═════ Extract to read

CUDA-aware/ROCm-aware MPI support
If the system supports CUDA-aware/ROCm-aware MPI, it may be activated for ImplicitGlobalGrid by setting an environment variable as specified in the module documentation callable from the Julia REPL or in IJulia (see next section).
Module documentation callable from the Julia REPL / IJulia
The module documentation can be called from the Julia REPL or in IJulia:
julia> using ImplicitGlobalGrid
julia>?
help?> ImplicitGlobalGrid
search: ImplicitGlobalGrid
Module ImplicitGlobalGrid
Renders the distributed parallelization of stencil-based GPU and CPU applications on a
regular staggered grid almost trivial and enables close to ideal weak scaling of
real-world applications on thousands of GPUs.
General overview and examples
≡≡≡≡≡≡≡≡≡≡≡≡≡≡≡≡≡≡≡≡≡≡≡≡≡≡≡≡≡≡≡
https://github.com/eth-cscs/ImplicitGlobalGrid.jl
Functions
≡≡≡≡≡≡≡≡≡≡≡
• init_global_grid
• finalize_global_grid
• update_halo!
• gather!
• select_device
• nx_g
• ny_g
• nz_g
• x_g
• y_g
• z_g
• tic
• toc
To see a description of a function type ?<functionname>.
│ Activation of device support
│
│ The support for a device type (CUDA or AMDGPU) is activated by importing the corresponding module (CUDA or AMDGPU) before
│ importing ImplicitGlobalGrid (the corresponding extension will be loaded).
│ Performance note
│
│ If the system supports CUDA-aware MPI (for Nvidia GPUs) or ROCm-aware MPI (for AMD GPUs), it may be activated for
│ ImplicitGlobalGrid by setting one of the following environment variables (at latest before the call to init_global_grid):
│
│ shell> export IGG_CUDAAWARE_MPI=1
│
│ shell> export IGG_ROCMAWARE_MPI=1
julia>
Dependencies
ImplicitGlobalGrid relies on the Julia MPI wrapper (MPI.jl), the Julia CUDA package (CUDA.jl [5, 6]) and the Julia AMDGPU package (AMDGPU.jl).
Installation
ImplicitGlobalGrid may be installed directly with the Julia package manager from the REPL:
julia>]
pkg> add ImplicitGlobalGrid
pkg> test ImplicitGlobalGrid
Questions, comments and discussions
To discuss technical issues, please post on Julia Discourse in the [GPU topic] or the [Julia at Scale topic] or in the #gpu
or #hpc
channels on the [Julia Slack] (to join, visit https://julialang.org/slack/).

══════════

Set of tasks:
[1] In the ImplicitGlobalGrid documentation, what environment variable setting activates ROCm-aware MPI?
[2] Please continue the ImplicitGlobalGrid documentation from its last line.
The data has nothing to do with the ImplicitGlobalGrid documentation.

═════ Data listing

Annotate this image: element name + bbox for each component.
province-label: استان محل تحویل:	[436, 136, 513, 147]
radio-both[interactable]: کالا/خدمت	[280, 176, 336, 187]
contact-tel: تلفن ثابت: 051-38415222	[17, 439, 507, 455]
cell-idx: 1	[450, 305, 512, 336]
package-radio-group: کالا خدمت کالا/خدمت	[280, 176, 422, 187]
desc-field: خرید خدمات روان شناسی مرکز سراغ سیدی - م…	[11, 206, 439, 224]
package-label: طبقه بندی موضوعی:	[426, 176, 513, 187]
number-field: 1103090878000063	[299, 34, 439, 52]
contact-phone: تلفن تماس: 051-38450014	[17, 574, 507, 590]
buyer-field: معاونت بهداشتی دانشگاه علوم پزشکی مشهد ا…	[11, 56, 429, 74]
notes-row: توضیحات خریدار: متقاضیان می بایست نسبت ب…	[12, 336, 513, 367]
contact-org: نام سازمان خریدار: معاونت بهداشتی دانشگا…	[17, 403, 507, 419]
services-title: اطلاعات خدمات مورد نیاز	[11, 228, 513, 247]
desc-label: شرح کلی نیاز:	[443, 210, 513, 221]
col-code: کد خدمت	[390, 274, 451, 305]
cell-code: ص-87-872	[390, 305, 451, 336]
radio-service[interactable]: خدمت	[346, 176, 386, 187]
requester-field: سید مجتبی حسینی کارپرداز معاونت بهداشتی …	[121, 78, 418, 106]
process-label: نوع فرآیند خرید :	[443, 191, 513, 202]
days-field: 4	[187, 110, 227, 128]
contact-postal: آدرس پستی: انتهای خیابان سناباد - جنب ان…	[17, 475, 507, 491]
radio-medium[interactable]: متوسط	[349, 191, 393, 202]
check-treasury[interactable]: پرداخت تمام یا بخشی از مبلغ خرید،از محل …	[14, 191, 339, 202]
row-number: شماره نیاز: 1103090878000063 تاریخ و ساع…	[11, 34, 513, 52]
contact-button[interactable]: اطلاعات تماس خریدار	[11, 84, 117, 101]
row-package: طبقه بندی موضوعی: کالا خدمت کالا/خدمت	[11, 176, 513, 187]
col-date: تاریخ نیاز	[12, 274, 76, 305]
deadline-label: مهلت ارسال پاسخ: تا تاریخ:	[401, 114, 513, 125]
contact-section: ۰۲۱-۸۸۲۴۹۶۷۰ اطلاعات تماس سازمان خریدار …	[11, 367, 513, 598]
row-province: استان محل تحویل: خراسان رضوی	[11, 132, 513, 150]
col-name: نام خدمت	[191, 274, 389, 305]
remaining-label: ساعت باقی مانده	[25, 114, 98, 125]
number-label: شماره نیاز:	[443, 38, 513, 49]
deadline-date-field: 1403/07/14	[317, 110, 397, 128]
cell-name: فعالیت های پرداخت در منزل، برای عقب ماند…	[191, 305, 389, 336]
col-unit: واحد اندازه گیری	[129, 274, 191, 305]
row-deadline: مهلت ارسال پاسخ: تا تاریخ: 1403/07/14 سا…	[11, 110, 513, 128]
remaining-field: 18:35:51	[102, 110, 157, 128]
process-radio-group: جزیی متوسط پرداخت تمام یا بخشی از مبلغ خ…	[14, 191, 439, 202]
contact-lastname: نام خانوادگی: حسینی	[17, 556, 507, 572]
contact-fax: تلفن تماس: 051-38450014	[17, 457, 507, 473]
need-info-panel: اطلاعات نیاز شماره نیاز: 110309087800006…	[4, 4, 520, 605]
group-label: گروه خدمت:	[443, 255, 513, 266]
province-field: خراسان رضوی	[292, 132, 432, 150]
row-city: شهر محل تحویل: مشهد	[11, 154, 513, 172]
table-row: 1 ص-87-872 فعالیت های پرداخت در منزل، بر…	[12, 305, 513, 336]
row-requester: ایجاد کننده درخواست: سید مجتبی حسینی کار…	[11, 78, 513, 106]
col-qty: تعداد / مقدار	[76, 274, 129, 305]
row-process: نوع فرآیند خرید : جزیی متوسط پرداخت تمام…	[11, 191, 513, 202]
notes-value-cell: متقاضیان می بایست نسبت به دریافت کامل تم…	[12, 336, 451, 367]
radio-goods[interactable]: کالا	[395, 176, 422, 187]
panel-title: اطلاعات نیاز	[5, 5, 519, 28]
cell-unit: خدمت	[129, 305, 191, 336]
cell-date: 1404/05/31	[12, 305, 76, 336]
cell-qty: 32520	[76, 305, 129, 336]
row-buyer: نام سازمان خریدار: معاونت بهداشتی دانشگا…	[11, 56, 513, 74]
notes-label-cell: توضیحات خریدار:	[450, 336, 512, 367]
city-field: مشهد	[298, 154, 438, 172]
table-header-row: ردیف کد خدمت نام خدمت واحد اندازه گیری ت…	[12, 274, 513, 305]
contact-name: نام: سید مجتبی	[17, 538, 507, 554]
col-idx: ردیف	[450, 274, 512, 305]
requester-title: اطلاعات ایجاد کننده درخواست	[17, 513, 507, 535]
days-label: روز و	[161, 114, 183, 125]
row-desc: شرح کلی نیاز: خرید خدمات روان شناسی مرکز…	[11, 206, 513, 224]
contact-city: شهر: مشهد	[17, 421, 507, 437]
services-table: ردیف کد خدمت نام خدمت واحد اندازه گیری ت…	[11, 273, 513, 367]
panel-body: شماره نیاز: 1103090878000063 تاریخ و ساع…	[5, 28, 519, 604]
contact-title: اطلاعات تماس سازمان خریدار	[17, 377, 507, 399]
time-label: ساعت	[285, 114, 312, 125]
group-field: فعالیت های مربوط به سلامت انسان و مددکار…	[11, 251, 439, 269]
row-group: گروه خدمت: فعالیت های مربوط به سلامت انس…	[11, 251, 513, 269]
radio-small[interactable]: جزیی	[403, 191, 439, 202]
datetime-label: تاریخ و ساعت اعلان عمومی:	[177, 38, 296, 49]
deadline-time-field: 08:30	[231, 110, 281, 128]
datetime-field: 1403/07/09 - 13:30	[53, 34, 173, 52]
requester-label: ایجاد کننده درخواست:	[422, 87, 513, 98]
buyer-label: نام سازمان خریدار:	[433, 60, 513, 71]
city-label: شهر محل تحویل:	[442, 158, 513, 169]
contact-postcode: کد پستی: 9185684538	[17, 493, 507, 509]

══════════

Outputs in order:
[1] IGG_ROCMAWARE_MPI=1

[2]
To discuss numerical/domain-science issues, please post on Julia Discourse in the [Numerics topic] or the [Modelling & Simulations topic] or whichever other topic fits best your issue.
Your contributions
This project welcomes your contribution! Have you developed an application with ImplicitGlobalGrid that could be featured as an example? Please contribute it to share it with the world (if your application uses also ParallelStencil then contribute it as a mini-app in the corresponding repository)! Are you missing a convenience feature (like ImplicitGlobalGrid.gather!
)? Then write it using MPI and contribute it to ImplicitGlobalGrid! Are you missing a great feature in the core of ImplicitGlobalGrid? Maybe you can contribute yourself!
Please open an issue to discuss your idea for a contribution beforehand. Furthermore, note that a pull request should always address an issue in its completeness. Moreover, pull requests should blend nicely into the existing project; common sense is the primary guide in this regard (community guideline documents, e.g. ColPrac, can be consulted in addition for inspiration). We are looking forward to your contribution!